• Data entries

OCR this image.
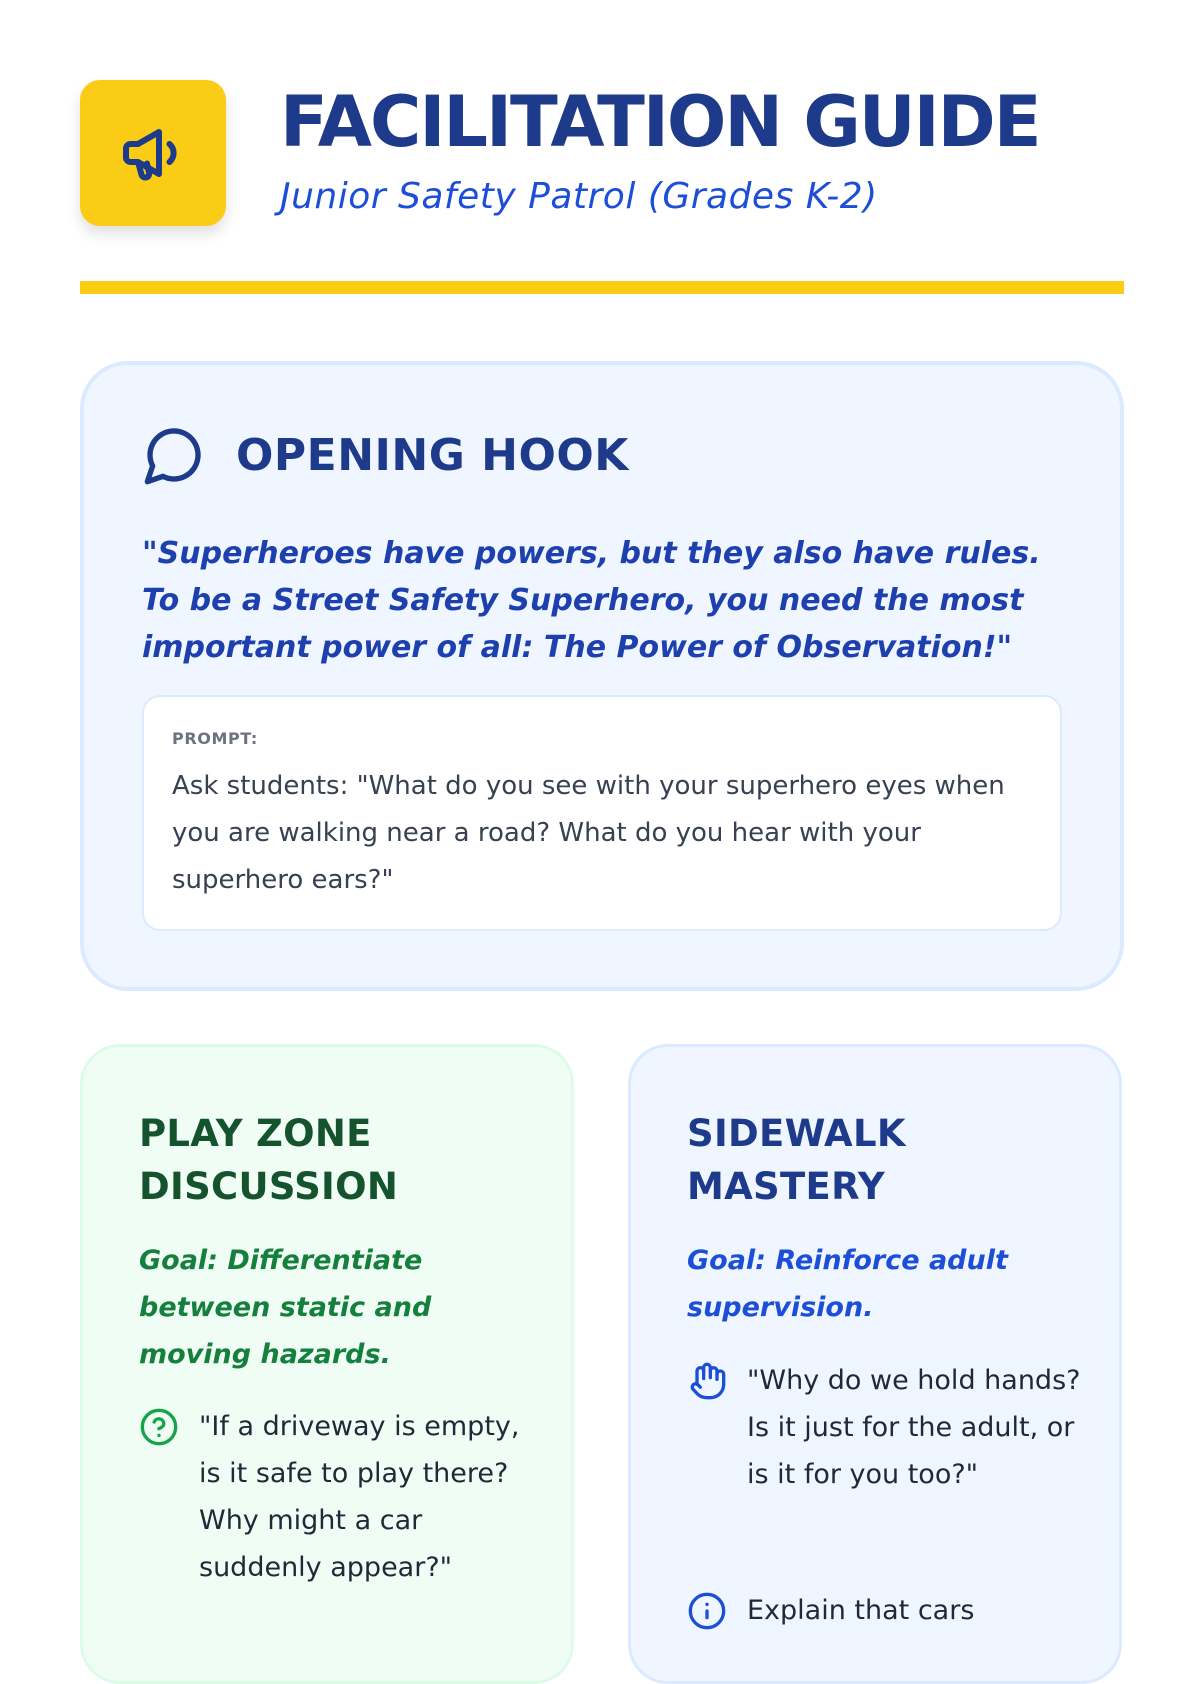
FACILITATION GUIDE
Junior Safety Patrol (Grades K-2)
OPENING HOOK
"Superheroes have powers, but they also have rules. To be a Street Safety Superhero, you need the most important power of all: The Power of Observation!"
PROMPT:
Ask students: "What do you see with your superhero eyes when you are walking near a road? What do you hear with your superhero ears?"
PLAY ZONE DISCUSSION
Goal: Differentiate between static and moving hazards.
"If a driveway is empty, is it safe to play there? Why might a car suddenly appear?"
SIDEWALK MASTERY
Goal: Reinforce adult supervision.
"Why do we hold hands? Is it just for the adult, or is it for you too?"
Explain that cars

---

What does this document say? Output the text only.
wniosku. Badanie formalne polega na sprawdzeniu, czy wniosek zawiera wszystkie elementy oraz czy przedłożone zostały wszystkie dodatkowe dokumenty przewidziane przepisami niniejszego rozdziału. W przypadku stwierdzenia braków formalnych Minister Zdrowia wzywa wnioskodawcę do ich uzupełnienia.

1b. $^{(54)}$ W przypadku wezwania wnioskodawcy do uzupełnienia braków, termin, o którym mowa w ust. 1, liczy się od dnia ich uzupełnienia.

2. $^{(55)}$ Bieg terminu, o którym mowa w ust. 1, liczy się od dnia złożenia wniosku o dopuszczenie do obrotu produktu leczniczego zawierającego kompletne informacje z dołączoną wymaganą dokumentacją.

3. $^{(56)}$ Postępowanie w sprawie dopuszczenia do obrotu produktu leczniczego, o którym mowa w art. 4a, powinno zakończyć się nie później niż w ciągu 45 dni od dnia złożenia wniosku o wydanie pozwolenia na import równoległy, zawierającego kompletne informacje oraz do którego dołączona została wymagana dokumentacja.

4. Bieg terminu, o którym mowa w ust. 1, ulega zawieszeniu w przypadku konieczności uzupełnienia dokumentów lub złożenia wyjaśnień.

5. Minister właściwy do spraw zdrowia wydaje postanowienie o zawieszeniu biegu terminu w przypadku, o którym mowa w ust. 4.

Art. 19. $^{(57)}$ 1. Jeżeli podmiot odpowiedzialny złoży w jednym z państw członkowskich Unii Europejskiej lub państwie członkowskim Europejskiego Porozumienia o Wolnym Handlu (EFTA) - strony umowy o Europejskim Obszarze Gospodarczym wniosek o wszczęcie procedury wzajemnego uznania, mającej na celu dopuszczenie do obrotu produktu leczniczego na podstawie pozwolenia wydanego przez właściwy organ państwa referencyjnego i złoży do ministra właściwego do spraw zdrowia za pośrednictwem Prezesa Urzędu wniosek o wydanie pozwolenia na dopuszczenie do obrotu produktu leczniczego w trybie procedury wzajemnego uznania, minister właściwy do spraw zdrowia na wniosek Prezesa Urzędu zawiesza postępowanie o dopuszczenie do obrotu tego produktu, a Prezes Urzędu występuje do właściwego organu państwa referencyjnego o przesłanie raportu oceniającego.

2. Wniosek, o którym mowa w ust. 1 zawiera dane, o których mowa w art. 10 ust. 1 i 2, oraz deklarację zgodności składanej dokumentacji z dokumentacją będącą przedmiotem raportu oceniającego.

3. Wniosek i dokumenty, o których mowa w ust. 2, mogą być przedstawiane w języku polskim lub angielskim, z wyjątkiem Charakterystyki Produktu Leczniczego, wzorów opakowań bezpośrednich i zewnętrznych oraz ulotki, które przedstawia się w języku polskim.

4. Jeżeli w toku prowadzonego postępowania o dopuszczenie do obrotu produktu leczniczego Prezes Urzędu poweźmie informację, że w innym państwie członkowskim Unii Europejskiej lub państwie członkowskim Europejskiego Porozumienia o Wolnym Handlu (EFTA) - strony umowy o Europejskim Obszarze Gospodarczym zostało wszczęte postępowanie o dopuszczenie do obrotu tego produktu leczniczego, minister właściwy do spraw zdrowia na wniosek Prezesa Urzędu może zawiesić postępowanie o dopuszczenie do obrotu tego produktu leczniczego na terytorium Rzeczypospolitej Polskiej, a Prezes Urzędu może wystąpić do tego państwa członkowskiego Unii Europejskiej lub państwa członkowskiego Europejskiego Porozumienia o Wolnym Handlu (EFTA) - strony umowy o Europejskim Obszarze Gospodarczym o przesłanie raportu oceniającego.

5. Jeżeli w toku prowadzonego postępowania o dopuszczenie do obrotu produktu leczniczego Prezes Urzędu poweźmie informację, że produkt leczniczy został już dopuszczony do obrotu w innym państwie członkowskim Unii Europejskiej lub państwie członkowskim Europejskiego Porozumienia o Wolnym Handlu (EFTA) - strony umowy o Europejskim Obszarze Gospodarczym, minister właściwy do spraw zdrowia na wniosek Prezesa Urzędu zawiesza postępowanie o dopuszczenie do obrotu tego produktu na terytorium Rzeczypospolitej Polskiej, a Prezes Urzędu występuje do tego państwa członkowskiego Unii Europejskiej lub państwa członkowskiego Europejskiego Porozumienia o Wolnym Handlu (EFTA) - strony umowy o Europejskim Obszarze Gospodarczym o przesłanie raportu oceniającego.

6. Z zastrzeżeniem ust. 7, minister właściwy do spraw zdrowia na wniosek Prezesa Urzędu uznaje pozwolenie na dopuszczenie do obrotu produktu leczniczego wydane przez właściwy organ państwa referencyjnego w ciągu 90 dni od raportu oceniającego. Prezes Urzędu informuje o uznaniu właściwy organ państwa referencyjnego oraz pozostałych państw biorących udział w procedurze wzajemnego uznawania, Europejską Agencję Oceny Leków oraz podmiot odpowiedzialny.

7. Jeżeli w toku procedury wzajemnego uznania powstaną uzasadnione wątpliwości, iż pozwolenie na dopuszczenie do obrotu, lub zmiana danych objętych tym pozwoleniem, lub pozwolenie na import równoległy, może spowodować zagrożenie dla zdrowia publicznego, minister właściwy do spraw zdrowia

• Task prompt
Look through the listing and extract every line with "zawieszeniu" in it.

• Reply to the exercise
4. Bieg terminu, o którym mowa w ust. 1, ulega zawieszeniu w przypadku konieczności uzupełnienia dokumentów lub złożenia wyjaśnień.
5. Minister właściwy do spraw zdrowia wydaje postanowienie o zawieszeniu biegu terminu w przypadku, o którym mowa w ust. 4.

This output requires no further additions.